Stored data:
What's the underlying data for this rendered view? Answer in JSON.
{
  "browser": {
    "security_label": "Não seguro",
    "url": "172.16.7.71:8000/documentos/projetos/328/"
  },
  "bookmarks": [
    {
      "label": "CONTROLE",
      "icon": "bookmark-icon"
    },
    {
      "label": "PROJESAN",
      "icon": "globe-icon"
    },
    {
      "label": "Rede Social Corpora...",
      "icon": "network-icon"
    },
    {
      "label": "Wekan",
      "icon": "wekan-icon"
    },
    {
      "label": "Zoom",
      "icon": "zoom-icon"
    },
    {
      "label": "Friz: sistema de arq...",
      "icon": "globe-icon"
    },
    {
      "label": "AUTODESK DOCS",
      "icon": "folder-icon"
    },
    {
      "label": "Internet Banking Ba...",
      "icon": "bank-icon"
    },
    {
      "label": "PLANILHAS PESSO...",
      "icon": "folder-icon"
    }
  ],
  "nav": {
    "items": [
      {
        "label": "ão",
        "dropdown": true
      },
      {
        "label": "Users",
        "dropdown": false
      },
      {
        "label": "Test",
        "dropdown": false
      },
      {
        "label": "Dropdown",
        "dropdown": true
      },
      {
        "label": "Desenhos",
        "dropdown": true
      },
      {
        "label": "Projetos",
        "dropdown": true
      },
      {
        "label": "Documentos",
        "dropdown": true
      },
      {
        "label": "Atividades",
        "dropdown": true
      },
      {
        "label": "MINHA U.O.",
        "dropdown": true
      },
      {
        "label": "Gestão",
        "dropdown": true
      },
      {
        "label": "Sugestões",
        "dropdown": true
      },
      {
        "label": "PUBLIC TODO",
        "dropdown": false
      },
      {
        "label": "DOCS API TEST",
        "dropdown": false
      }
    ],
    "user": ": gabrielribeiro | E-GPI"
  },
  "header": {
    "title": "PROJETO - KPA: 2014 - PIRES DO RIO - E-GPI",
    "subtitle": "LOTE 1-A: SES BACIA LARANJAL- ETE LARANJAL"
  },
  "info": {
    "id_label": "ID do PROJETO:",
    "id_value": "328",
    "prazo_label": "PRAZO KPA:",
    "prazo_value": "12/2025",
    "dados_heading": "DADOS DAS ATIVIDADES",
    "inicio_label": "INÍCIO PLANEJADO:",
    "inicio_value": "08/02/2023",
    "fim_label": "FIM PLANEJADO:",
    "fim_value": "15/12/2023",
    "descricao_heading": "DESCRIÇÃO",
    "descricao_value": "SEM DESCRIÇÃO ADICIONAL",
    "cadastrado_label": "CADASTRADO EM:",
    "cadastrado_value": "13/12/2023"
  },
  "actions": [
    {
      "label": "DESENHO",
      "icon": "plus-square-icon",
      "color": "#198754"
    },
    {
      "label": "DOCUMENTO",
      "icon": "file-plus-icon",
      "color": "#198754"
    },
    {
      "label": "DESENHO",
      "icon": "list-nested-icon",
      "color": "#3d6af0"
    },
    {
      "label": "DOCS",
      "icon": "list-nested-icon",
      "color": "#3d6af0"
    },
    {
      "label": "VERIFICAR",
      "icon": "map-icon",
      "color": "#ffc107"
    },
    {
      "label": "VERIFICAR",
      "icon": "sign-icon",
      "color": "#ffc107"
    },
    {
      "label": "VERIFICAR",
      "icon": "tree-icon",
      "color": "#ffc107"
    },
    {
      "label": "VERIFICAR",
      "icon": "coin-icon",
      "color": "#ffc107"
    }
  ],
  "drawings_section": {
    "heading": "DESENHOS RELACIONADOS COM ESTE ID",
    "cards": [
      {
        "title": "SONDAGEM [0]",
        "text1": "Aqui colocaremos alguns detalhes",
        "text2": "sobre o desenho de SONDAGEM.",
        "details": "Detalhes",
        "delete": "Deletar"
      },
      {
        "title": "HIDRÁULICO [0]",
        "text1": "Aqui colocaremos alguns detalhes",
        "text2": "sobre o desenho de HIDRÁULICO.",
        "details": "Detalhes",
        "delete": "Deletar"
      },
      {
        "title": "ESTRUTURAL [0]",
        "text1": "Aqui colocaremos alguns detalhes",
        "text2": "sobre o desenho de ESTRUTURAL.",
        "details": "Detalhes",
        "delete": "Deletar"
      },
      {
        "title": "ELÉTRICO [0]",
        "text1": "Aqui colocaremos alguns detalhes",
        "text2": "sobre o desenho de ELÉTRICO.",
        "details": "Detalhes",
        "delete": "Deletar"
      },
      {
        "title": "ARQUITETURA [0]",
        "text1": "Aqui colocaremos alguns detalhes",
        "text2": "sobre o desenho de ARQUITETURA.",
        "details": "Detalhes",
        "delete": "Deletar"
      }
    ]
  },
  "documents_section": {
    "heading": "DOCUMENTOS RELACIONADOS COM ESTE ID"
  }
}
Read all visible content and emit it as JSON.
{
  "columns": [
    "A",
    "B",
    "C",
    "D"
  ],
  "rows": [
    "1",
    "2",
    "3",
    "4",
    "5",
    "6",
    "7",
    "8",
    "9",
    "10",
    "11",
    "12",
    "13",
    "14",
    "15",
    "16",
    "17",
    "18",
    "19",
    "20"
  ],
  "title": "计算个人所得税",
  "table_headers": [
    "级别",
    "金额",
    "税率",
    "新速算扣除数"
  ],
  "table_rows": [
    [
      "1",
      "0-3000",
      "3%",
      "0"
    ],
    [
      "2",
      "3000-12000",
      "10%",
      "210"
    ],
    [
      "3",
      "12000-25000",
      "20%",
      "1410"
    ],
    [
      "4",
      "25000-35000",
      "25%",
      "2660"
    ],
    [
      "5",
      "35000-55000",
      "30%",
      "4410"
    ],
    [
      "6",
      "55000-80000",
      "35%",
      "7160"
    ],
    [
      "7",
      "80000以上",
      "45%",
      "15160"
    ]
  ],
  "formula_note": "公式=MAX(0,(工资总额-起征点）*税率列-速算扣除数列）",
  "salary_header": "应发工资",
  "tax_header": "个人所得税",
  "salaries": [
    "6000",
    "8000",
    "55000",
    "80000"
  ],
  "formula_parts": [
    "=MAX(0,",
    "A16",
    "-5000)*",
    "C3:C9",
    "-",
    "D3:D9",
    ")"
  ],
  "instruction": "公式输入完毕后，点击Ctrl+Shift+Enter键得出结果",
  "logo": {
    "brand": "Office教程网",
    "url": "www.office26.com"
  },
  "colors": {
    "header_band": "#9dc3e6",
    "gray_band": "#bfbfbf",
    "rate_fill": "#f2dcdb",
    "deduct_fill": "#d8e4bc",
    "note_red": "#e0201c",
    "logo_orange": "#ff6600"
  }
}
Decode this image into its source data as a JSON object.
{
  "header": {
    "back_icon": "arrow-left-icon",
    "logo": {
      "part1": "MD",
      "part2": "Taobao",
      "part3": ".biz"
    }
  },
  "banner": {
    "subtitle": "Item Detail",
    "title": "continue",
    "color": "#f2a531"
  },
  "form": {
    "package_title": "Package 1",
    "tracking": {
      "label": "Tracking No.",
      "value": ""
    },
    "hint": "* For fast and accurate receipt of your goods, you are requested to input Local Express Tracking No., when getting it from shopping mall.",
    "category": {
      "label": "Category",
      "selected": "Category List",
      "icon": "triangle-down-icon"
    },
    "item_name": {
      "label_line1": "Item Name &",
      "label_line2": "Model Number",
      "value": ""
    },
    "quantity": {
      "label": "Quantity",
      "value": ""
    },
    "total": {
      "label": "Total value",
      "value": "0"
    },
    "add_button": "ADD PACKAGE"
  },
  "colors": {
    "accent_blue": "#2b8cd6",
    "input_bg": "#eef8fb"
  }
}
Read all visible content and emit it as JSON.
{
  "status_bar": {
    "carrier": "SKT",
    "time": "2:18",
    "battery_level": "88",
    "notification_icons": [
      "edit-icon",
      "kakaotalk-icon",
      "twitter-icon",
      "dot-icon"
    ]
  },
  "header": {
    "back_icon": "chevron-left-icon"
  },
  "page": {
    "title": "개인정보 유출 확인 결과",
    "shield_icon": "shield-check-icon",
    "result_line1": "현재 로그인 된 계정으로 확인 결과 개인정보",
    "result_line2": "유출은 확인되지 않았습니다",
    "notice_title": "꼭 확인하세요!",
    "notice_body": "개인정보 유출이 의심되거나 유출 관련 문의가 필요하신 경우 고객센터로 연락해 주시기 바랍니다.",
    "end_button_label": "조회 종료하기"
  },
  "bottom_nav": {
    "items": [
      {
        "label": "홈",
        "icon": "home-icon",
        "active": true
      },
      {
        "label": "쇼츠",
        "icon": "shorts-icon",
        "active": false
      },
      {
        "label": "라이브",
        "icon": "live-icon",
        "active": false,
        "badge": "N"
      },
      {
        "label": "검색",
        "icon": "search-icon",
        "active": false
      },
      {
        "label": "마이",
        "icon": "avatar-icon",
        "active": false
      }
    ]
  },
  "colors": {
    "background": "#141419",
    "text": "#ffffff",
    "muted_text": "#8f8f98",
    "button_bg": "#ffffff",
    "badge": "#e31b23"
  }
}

_Given exercise_
Make a copy of each line that contains the string "ESTRUTURAL".

_Solution to this task_
        "title": "ESTRUTURAL [0]",
        "text2": "sobre o desenho de ESTRUTURAL.",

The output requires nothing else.